-------- Exercise materials --------

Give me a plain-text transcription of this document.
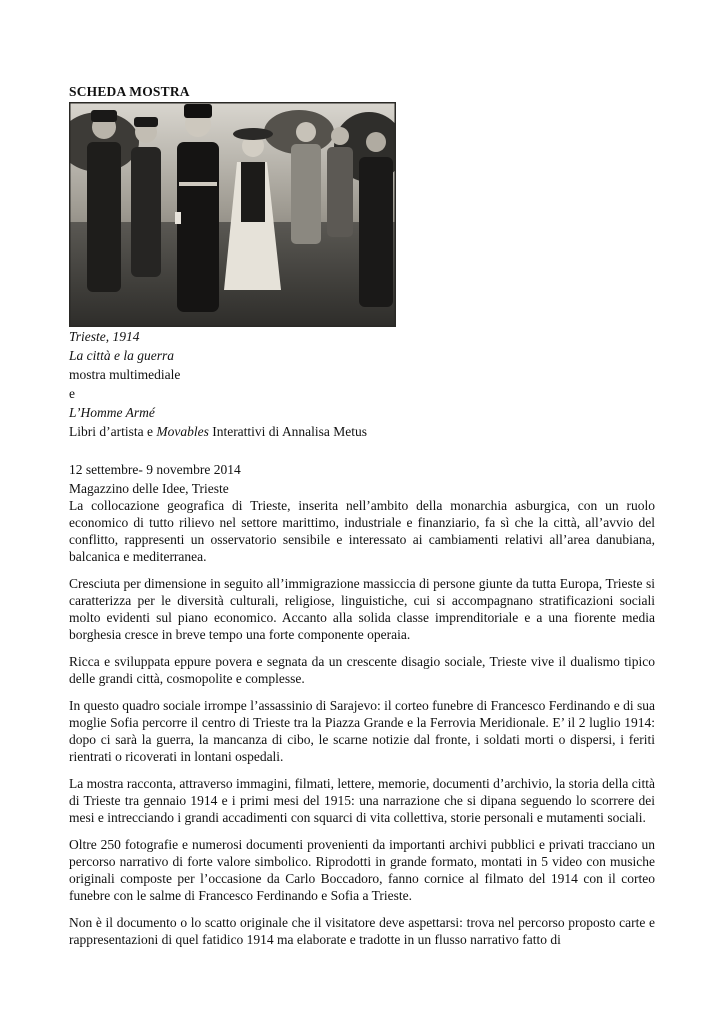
SCHEDA MOSTRA
Trieste, 1914
La città e la guerra
mostra multimediale
e
L’Homme Armé
Libri d’artista e Movables Interattivi di Annalisa Metus
12 settembre- 9 novembre 2014
Magazzino delle Idee, Trieste

La collocazione geografica di Trieste, inserita nell’ambito della monarchia asburgica, con un ruolo economico di tutto rilievo nel settore marittimo, industriale e finanziario, fa sì che la città, all’avvio del conflitto, rappresenti un osservatorio sensibile e interessato ai cambiamenti relativi all’area danubiana, balcanica e mediterranea.

Cresciuta per dimensione in seguito all’immigrazione massiccia di persone giunte da tutta Europa, Trieste si caratterizza per le diversità culturali, religiose, linguistiche, cui si accompagnano stratificazioni sociali molto evidenti sul piano economico. Accanto alla solida classe imprenditoriale e a una fiorente media borghesia cresce in breve tempo una forte componente operaia.

Ricca e sviluppata eppure povera e segnata da un crescente disagio sociale, Trieste vive il dualismo tipico delle grandi città, cosmopolite e complesse.

In questo quadro sociale irrompe l’assassinio di Sarajevo: il corteo funebre di Francesco Ferdinando e di sua moglie Sofia percorre il centro di Trieste tra la Piazza Grande e la Ferrovia Meridionale. E’ il 2 luglio 1914: dopo ci sarà la guerra, la mancanza di cibo, le scarne notizie dal fronte, i soldati morti o dispersi, i feriti rientrati o ricoverati in lontani ospedali.

La mostra racconta, attraverso immagini, filmati, lettere, memorie, documenti d’archivio, la storia della città di Trieste tra gennaio 1914 e i primi mesi del 1915: una narrazione che si dipana seguendo lo scorrere dei mesi e intrecciando i grandi accadimenti con squarci di vita collettiva, storie personali e mutamenti sociali.

Oltre 250 fotografie e numerosi documenti provenienti da importanti archivi pubblici e privati tracciano un percorso narrativo di forte valore simbolico. Riprodotti in grande formato, montati in 5 video con musiche originali composte per l’occasione da Carlo Boccadoro, fanno cornice al filmato del 1914 con il corteo funebre con le salme di Francesco Ferdinando e Sofia a Trieste.

Non è il documento o lo scatto originale che il visitatore deve aspettarsi: trova nel percorso proposto carte e rappresentazioni di quel fatidico 1914 ma elaborate e tradotte in un flusso narrativo fatto di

--------

Search the lines above for the string "Ferdinando", then show every one that has it.

Task output:
In questo quadro sociale irrompe l’assassinio di Sarajevo: il corteo funebre di Francesco Ferdinando e di sua moglie Sofia percorre il centro di Trieste tra la Piazza Grande e la Ferrovia Meridionale. E’ il 2 luglio 1914: dopo ci sarà la guerra, la mancanza di cibo, le scarne notizie dal fronte, i soldati morti o dispersi, i feriti rientrati o ricoverati in lontani ospedali.
Oltre 250 fotografie e numerosi documenti provenienti da importanti archivi pubblici e privati tracciano un percorso narrativo di forte valore simbolico. Riprodotti in grande formato, montati in 5 video con musiche originali composte per l’occasione da Carlo Boccadoro, fanno cornice al filmato del 1914 con il corteo funebre con le salme di Francesco Ferdinando e Sofia a Trieste.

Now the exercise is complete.